[Records from a dataset]
►
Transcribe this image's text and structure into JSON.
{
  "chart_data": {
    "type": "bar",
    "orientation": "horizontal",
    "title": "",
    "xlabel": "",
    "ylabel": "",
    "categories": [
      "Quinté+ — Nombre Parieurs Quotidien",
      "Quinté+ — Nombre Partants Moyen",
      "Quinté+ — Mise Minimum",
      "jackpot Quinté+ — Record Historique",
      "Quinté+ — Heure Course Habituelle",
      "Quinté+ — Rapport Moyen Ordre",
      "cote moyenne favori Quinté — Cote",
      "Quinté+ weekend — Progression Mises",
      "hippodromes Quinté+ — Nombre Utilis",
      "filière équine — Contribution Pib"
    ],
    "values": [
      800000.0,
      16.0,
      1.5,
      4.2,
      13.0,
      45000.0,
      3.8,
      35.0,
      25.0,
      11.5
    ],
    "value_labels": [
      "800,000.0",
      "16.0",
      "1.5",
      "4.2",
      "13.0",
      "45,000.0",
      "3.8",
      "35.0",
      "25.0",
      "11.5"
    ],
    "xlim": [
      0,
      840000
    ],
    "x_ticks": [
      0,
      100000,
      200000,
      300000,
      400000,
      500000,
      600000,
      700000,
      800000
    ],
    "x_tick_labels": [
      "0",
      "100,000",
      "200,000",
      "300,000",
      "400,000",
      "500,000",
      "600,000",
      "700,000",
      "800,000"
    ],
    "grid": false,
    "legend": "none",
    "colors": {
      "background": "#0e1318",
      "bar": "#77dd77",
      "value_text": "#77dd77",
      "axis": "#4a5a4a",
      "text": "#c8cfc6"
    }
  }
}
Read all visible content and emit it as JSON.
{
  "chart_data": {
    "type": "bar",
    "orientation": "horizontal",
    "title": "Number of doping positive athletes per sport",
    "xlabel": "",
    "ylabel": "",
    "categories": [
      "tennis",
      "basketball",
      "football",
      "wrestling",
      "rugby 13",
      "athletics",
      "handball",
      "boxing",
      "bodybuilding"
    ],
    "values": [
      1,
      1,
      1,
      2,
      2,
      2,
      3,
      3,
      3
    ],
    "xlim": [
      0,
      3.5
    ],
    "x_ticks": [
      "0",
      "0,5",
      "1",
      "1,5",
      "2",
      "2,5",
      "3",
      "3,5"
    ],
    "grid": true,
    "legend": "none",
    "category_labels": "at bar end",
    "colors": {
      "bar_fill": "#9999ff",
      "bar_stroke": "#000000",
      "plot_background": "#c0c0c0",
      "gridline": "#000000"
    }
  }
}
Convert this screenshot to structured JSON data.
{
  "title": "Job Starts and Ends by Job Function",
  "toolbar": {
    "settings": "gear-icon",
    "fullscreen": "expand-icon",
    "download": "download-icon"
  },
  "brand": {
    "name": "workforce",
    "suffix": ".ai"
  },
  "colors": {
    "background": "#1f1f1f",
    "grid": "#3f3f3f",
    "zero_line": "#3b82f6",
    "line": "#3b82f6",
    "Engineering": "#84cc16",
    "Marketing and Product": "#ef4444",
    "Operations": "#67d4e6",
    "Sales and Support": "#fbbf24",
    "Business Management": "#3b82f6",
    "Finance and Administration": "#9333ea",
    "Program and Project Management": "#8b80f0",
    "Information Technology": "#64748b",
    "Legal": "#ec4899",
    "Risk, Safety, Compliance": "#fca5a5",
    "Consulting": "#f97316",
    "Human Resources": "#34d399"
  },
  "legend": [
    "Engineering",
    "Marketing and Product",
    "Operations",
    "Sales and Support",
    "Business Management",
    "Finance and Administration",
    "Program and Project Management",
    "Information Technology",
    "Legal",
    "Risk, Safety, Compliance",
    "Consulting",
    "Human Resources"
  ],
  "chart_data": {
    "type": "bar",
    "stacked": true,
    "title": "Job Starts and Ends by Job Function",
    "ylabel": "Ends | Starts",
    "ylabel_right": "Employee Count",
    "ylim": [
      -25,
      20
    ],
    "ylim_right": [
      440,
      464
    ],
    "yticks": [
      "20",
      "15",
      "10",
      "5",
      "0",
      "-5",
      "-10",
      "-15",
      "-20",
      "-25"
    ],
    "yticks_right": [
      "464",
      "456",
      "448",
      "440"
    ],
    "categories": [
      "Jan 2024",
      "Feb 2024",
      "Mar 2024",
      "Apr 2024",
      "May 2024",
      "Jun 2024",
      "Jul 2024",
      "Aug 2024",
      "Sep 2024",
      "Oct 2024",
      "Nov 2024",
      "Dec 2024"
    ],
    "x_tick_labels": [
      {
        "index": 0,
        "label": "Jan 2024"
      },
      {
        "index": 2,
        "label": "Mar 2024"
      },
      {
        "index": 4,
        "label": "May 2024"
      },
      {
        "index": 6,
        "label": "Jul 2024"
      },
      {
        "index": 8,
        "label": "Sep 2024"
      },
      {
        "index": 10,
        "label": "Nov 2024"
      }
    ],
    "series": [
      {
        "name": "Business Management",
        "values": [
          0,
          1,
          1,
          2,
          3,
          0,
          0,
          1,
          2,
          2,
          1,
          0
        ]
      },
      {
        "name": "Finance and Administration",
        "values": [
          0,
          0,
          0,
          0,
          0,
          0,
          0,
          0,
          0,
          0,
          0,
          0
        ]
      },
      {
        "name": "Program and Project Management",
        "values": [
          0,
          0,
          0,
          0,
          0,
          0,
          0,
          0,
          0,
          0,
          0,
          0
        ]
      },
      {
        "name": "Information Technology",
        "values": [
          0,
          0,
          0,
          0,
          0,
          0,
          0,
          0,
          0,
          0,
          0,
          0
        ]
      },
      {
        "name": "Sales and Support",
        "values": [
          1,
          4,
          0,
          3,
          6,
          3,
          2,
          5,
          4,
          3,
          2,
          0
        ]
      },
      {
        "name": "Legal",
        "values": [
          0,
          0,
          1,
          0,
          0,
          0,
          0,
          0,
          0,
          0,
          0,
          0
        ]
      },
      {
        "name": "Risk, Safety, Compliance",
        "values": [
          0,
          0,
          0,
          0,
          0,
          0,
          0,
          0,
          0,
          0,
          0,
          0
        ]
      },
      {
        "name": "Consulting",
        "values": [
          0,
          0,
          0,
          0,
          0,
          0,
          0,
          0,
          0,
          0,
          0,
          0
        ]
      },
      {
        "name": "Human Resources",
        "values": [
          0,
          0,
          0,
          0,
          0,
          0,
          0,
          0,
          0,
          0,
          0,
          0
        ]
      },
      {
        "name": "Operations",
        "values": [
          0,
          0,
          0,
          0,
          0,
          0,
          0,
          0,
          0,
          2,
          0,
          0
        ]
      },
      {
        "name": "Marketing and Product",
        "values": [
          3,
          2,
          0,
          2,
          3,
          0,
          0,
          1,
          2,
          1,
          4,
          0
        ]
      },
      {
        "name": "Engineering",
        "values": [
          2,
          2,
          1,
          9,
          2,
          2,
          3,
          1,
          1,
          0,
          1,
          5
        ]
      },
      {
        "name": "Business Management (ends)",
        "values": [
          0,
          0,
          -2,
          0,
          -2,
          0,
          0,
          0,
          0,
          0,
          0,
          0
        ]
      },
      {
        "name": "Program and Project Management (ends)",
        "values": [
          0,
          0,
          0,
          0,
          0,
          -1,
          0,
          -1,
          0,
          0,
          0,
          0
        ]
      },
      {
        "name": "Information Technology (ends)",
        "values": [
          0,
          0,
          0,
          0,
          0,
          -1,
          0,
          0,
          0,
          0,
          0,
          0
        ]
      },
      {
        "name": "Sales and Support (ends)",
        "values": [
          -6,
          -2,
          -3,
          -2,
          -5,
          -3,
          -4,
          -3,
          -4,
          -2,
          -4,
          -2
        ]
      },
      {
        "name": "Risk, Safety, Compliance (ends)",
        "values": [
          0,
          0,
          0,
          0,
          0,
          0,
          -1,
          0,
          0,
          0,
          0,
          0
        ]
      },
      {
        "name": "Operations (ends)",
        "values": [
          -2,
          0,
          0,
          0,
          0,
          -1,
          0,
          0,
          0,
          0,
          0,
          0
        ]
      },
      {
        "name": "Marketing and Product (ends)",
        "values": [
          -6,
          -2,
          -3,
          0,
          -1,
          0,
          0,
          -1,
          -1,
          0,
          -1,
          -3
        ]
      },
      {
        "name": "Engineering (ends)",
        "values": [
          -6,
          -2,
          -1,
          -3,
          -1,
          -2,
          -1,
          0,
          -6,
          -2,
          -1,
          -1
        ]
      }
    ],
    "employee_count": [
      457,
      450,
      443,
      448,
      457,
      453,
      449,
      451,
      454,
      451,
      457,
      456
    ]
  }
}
◄
What to produce →
Copy all lines from the material that hold "Function".

Exercise solution →
  "title": "Job Starts and Ends by Job Function",
    "title": "Job Starts and Ends by Job Function",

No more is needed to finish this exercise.